● **Job**
Records follow. Select each line holding "Time".

## begin

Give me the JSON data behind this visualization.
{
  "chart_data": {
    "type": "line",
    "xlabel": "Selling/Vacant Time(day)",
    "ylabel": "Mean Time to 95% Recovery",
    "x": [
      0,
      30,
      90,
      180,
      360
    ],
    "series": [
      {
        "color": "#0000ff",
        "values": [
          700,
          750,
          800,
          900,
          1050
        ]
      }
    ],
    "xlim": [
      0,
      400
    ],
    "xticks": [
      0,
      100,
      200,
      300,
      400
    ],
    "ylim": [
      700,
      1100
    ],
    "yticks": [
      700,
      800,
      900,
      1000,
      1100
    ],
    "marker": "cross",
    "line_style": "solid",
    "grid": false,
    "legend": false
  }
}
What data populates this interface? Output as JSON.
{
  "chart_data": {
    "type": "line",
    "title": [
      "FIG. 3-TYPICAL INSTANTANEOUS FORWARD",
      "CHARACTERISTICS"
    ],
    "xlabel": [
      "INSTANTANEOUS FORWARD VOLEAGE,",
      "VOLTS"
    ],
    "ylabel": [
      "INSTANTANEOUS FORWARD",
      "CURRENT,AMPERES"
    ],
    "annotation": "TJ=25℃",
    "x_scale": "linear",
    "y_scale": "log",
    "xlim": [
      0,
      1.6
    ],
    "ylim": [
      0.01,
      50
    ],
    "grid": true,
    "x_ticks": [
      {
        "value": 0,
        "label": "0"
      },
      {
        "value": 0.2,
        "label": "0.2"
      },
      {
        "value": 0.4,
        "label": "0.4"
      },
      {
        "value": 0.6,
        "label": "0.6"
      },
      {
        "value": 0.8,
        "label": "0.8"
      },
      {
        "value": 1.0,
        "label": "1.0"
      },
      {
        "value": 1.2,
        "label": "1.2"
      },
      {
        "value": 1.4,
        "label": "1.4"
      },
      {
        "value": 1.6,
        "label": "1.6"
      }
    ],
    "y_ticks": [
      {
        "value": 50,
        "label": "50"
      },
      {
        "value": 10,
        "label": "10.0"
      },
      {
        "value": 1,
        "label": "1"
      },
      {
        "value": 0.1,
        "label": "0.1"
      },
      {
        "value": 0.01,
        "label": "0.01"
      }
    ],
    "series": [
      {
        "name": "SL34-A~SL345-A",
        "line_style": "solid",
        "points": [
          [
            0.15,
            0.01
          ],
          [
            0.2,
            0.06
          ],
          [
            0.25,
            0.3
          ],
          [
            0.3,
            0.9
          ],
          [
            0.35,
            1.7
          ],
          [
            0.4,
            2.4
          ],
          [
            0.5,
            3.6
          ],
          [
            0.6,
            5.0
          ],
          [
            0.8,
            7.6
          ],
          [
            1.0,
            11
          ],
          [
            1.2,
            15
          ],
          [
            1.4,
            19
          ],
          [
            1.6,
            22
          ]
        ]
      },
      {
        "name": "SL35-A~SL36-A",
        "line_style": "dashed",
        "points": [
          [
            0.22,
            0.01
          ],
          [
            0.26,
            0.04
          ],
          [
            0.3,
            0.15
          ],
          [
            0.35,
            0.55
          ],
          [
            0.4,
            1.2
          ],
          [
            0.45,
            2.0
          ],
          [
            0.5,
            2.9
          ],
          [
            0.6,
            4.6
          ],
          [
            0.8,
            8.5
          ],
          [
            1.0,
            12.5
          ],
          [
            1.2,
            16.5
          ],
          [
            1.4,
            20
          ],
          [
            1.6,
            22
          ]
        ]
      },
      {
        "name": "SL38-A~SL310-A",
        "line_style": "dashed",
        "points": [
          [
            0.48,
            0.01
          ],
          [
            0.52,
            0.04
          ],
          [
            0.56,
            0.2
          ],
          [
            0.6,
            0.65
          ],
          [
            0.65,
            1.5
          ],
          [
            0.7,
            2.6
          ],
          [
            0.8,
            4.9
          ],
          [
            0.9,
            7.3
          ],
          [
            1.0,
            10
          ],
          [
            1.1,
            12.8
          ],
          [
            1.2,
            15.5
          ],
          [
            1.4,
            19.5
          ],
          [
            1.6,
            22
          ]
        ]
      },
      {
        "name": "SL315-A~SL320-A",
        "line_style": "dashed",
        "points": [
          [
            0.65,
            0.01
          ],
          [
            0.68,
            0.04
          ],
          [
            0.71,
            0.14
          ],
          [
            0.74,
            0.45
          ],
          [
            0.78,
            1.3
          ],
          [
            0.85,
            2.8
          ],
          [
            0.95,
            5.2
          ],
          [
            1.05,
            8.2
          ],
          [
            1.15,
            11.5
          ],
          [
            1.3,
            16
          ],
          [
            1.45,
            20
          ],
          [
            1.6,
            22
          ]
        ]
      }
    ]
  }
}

## end

● **Reply**
    "xlabel": "Selling/Vacant Time(day)",
    "ylabel": "Mean Time to 95% Recovery",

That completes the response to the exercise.